-------- Data entries

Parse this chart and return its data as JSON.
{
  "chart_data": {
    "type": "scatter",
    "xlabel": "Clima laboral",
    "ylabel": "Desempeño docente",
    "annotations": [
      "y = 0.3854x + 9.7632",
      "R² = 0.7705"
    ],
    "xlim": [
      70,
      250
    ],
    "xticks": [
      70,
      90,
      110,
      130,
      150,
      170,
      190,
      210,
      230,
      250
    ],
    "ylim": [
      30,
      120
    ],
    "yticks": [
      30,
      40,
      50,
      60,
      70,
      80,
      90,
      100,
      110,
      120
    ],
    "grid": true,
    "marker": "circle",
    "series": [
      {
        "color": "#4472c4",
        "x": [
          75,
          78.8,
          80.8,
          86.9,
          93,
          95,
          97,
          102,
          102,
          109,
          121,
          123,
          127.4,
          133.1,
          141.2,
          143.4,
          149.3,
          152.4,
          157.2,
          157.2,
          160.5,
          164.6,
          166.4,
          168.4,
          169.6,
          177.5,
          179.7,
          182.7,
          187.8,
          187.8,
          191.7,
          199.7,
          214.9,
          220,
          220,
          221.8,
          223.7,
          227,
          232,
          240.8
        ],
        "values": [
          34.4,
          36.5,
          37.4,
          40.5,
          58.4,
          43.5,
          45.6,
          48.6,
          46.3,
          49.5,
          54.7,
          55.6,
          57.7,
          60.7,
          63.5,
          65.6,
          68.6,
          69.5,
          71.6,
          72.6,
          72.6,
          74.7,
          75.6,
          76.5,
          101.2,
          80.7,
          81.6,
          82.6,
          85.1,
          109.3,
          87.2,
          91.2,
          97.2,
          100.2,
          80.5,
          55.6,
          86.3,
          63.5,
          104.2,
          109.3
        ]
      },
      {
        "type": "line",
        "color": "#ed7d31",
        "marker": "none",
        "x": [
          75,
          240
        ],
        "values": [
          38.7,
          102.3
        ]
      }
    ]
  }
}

----------------

Transcribe the whole listing exactly.

Parse this chart and return its data as JSON.
{
  "chart_data": {
    "type": "scatter",
    "xlabel": "Clima laboral",
    "ylabel": "Desempeño docente",
    "annotations": [
      "y = 0.3854x + 9.7632",
      "R² = 0.7705"
    ],
    "xlim": [
      70,
      250
    ],
    "xticks": [
      70,
      90,
      110,
      130,
      150,
      170,
      190,
      210,
      230,
      250
    ],
    "ylim": [
      30,
      120
    ],
    "yticks": [
      30,
      40,
      50,
      60,
      70,
      80,
      90,
      100,
      110,
      120
    ],
    "grid": true,
    "marker": "circle",
    "series": [
      {
        "color": "#4472c4",
        "x": [
          75,
          78.8,
          80.8,
          86.9,
          93,
          95,
          97,
          102,
          102,
          109,
          121,
          123,
          127.4,
          133.1,
          141.2,
          143.4,
          149.3,
          152.4,
          157.2,
          157.2,
          160.5,
          164.6,
          166.4,
          168.4,
          169.6,
          177.5,
          179.7,
          182.7,
          187.8,
          187.8,
          191.7,
          199.7,
          214.9,
          220,
          220,
          221.8,
          223.7,
          227,
          232,
          240.8
        ],
        "values": [
          34.4,
          36.5,
          37.4,
          40.5,
          58.4,
          43.5,
          45.6,
          48.6,
          46.3,
          49.5,
          54.7,
          55.6,
          57.7,
          60.7,
          63.5,
          65.6,
          68.6,
          69.5,
          71.6,
          72.6,
          72.6,
          74.7,
          75.6,
          76.5,
          101.2,
          80.7,
          81.6,
          82.6,
          85.1,
          109.3,
          87.2,
          91.2,
          97.2,
          100.2,
          80.5,
          55.6,
          86.3,
          63.5,
          104.2,
          109.3
        ]
      },
      {
        "type": "line",
        "color": "#ed7d31",
        "marker": "none",
        "x": [
          75,
          240
        ],
        "values": [
          38.7,
          102.3
        ]
      }
    ]
  }
}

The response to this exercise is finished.